Mais ne dit-on pas "Le roi est mort, vive le roi?" Parce que, Mesdames, il faut que je vous présente Jean-Jules.

Jean-Jules, c'est un vieil ami. Le genre d'ami qui, au lieu de se mettre tranquillement en ménage et de faire des gentils enfants comme le font les gens les plus intelligents de la planète (nous, par exemple), continue à vivre une vie de dégénéré dans un célibat éclaté et jouissif. Euh, je veux dire, un célibat morne et triste, hein. Comme le sont tous les célibats, n'est-ce pas? Ouais, enfin bref. Jean-Jules.

Il se croit très fort, le Jean-Jules, avec ses trente-huit maîtresses dans chaque ville du monde et ses occasionnelles escapades dans des endroits sombres où on peut se faire faire des guilis-guilis par plus de dix doigts à la fois (pour moi qui suis horriblement chatouilleuse, un véritable cauchemar).

## CONSIGNE 1
Renvoie mot pour mot le passage du texte sur Jean-Jules qui commence aux mots « Jean-Jules, c'est un » et s'arrête après les mots « un véritable cauchemar). ».
## CONSIGNE 2
Relève tous les adjectifs qui qualifient le mot « célibat » dans le texte sur Jean-Jules.

(Enregistrements d'un jeu de données)
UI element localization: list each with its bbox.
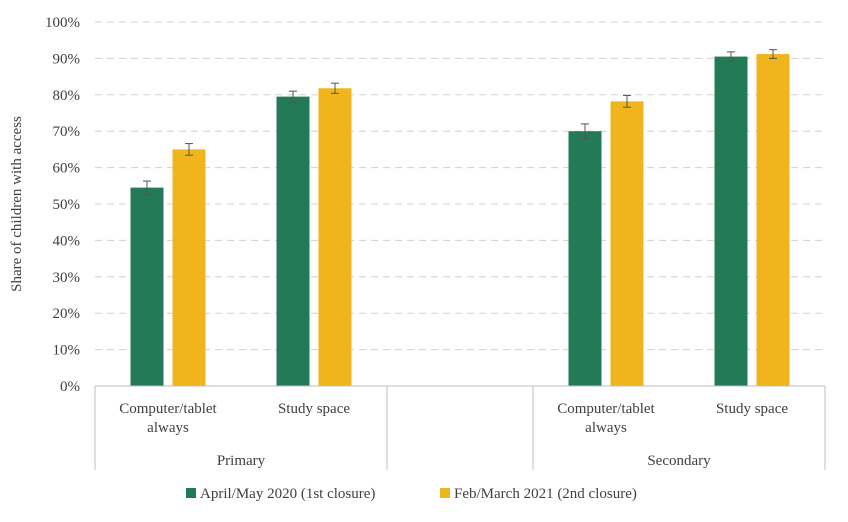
legend: April/May 2020 (1st closure) Feb/March 20…: [186, 486, 637, 502]
x-tick-label: Study space: [716, 401, 788, 417]
error-bars: [143, 49, 777, 195]
legend-label: Feb/March 2021 (2nd closure): [454, 486, 637, 502]
bar: [568, 131, 602, 386]
group-label: Secondary: [647, 453, 711, 469]
x-tick-label: always: [585, 420, 627, 436]
bar: [130, 187, 164, 386]
y-tick-label: 30%: [53, 270, 81, 286]
y-axis-ticks: 0% 10% 20% 30% 40% 50% 60% 70% 80% 90% 100%: [45, 15, 80, 395]
bar: [172, 149, 206, 386]
y-tick-label: 100%: [45, 15, 80, 31]
group-label: Primary: [217, 453, 266, 469]
x-tick-label: Computer/tablet: [119, 401, 217, 417]
bar: [276, 96, 310, 387]
bar: [610, 101, 644, 387]
y-tick-label: 20%: [53, 306, 81, 322]
y-tick-label: 50%: [53, 197, 81, 213]
gridlines: [95, 21, 825, 351]
y-tick-label: 0%: [60, 379, 80, 395]
y-tick-label: 70%: [53, 124, 81, 140]
legend-label: April/May 2020 (1st closure): [200, 486, 375, 502]
legend-swatch: [186, 488, 196, 498]
bar: [714, 56, 748, 387]
bar: [756, 54, 790, 386]
y-tick-label: 90%: [53, 51, 81, 67]
y-tick-label: 60%: [53, 161, 81, 177]
y-axis-label: Share of children with access: [9, 116, 25, 292]
bar: [318, 88, 352, 387]
bars: [130, 54, 790, 387]
x-axis-labels: Computer/tablet always Study space Computer…: [94, 386, 826, 470]
x-tick-label: Study space: [278, 401, 350, 417]
x-tick-label: Computer/tablet: [557, 401, 655, 417]
y-tick-label: 40%: [53, 233, 81, 249]
x-tick-label: always: [147, 420, 189, 436]
y-tick-label: 10%: [53, 343, 81, 359]
y-tick-label: 80%: [53, 88, 81, 104]
legend-swatch: [440, 488, 450, 498]
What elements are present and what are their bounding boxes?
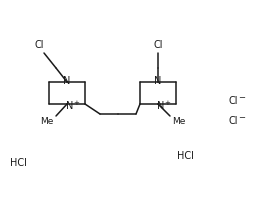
Text: Me: Me <box>40 117 54 126</box>
Text: Cl: Cl <box>228 115 238 125</box>
Text: N: N <box>157 100 165 110</box>
Text: N: N <box>66 100 74 110</box>
Text: Me: Me <box>172 117 186 126</box>
Text: +: + <box>73 100 79 105</box>
Text: −: − <box>238 113 245 122</box>
Text: −: − <box>238 93 245 102</box>
Text: Cl: Cl <box>228 96 238 105</box>
Text: N: N <box>63 76 71 86</box>
Text: Cl: Cl <box>153 40 163 50</box>
Text: HCl: HCl <box>9 157 26 167</box>
Text: Cl: Cl <box>34 40 44 50</box>
Text: N: N <box>154 76 162 86</box>
Text: HCl: HCl <box>177 150 193 160</box>
Text: +: + <box>164 100 170 105</box>
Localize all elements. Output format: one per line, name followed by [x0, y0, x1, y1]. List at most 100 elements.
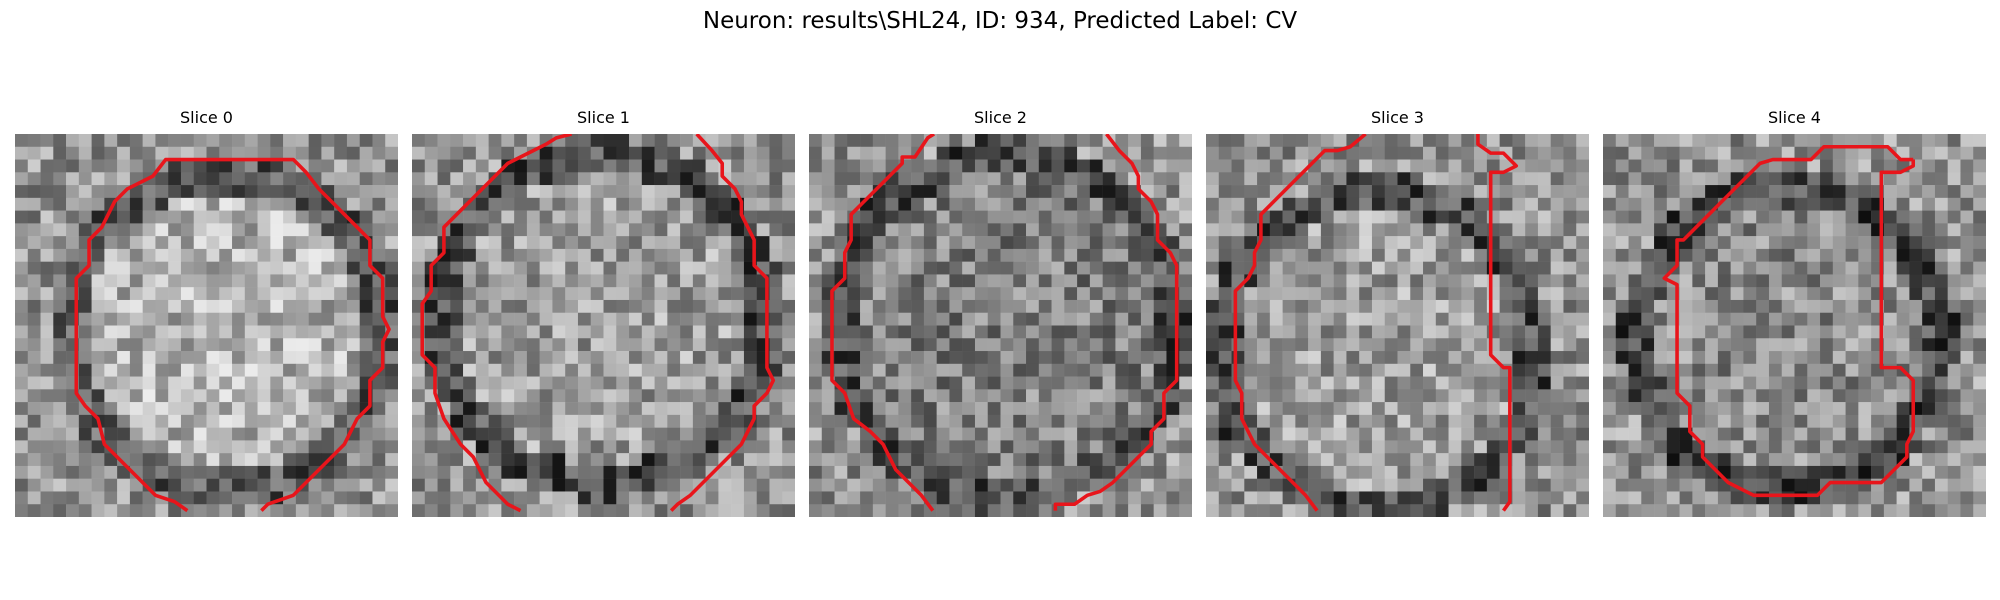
pixel — [450, 236, 464, 250]
pixel — [1820, 440, 1834, 454]
pixel — [1717, 287, 1731, 301]
pixel — [654, 223, 668, 237]
pixel — [104, 185, 118, 199]
pixel — [898, 261, 912, 275]
pixel — [155, 146, 169, 160]
pixel — [117, 363, 131, 377]
pixel — [53, 274, 67, 288]
pixel — [1026, 402, 1040, 416]
pixel — [1244, 185, 1258, 199]
pixel — [526, 172, 540, 186]
pixel — [1461, 453, 1475, 467]
pixel — [1628, 427, 1642, 441]
pixel — [1641, 453, 1655, 467]
pixel — [1051, 312, 1065, 326]
pixel — [1550, 312, 1564, 326]
pixel — [1934, 491, 1948, 505]
pixel — [1692, 312, 1706, 326]
pixel — [1641, 146, 1655, 160]
pixel — [1603, 185, 1617, 199]
pixel — [1641, 491, 1655, 505]
pixel — [1051, 402, 1065, 416]
pixel — [629, 402, 643, 416]
pixel — [1397, 427, 1411, 441]
pixel — [1397, 376, 1411, 390]
pixel — [1179, 312, 1192, 326]
pixel — [1371, 338, 1385, 352]
pixel — [1077, 274, 1091, 288]
pixel — [872, 465, 886, 479]
pixel — [1077, 325, 1091, 339]
pixel — [1089, 159, 1103, 173]
pixel — [1666, 414, 1680, 428]
pixel — [705, 504, 719, 517]
pixel — [552, 325, 566, 339]
pixel — [1140, 223, 1154, 237]
pixel — [385, 351, 398, 365]
pixel — [1845, 402, 1859, 416]
pixel — [193, 491, 207, 505]
pixel — [526, 134, 540, 148]
pixel — [1461, 363, 1475, 377]
pixel — [834, 478, 848, 492]
pixel — [1474, 210, 1488, 224]
pixel — [1922, 312, 1936, 326]
pixel — [705, 478, 719, 492]
pixel — [629, 427, 643, 441]
pixel — [514, 197, 528, 211]
pixel — [1435, 338, 1449, 352]
pixel — [821, 134, 835, 148]
pixel — [743, 172, 757, 186]
pixel — [1525, 185, 1539, 199]
pixel — [155, 236, 169, 250]
pixel — [1717, 402, 1731, 416]
pixel — [1525, 134, 1539, 148]
pixel — [1423, 491, 1437, 505]
pixel — [860, 325, 874, 339]
pixel — [501, 248, 515, 262]
pixel — [501, 402, 515, 416]
pixel — [987, 351, 1001, 365]
pixel — [565, 159, 579, 173]
pixel — [424, 210, 438, 224]
pixel — [1768, 312, 1782, 326]
pixel — [53, 159, 67, 173]
pixel — [308, 414, 322, 428]
pixel — [129, 427, 143, 441]
pixel — [949, 440, 963, 454]
pixel — [629, 478, 643, 492]
pixel — [1615, 172, 1629, 186]
pixel — [949, 248, 963, 262]
pixel — [1603, 414, 1617, 428]
pixel — [603, 274, 617, 288]
pixel — [718, 299, 732, 313]
pixel — [424, 223, 438, 237]
pixel — [1128, 236, 1142, 250]
pixel — [295, 363, 309, 377]
pixel — [974, 453, 988, 467]
pixel — [1257, 465, 1271, 479]
pixel — [1231, 312, 1245, 326]
pixel — [475, 236, 489, 250]
pixel — [1346, 351, 1360, 365]
pixel — [27, 427, 41, 441]
pixel — [1947, 223, 1961, 237]
pixel — [898, 363, 912, 377]
pixel — [1269, 248, 1283, 262]
pixel — [1333, 223, 1347, 237]
pixel — [1166, 504, 1180, 517]
pixel — [1461, 223, 1475, 237]
pixel — [155, 440, 169, 454]
pixel — [1206, 236, 1220, 250]
pixel — [1807, 312, 1821, 326]
pixel — [936, 146, 950, 160]
pixel — [949, 504, 963, 517]
pixel — [1115, 491, 1129, 505]
pixel — [1781, 236, 1795, 250]
pixel — [1717, 146, 1731, 160]
pixel — [1474, 185, 1488, 199]
pixel — [898, 376, 912, 390]
pixel — [1896, 325, 1910, 339]
pixel — [104, 261, 118, 275]
pixel — [1934, 363, 1948, 377]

## RÉPONSE ATTENDUE 1
Jean-Jules, c'est un vieil ami. Le genre d'ami qui, au lieu de se mettre tranquillement en ménage et de faire des gentils enfants comme le font les gens les plus intelligents de la planète (nous, par exemple), continue à vivre une vie de dégénéré dans un célibat éclaté et jouissif. Euh, je veux dire, un célibat morne et triste, hein. Comme le sont tous les célibats, n'est-ce pas? Ouais, enfin bref. Jean-Jules.

Il se croit très fort, le Jean-Jules, avec ses trente-huit maîtresses dans chaque ville du monde et ses occasionnelles escapades dans des endroits sombres où on peut se faire faire des guilis-guilis par plus de dix doigts à la fois (pour moi qui suis horriblement chatouilleuse, un véritable cauchemar).

## RÉPONSE ATTENDUE 2
éclaté, jouissif, morne, triste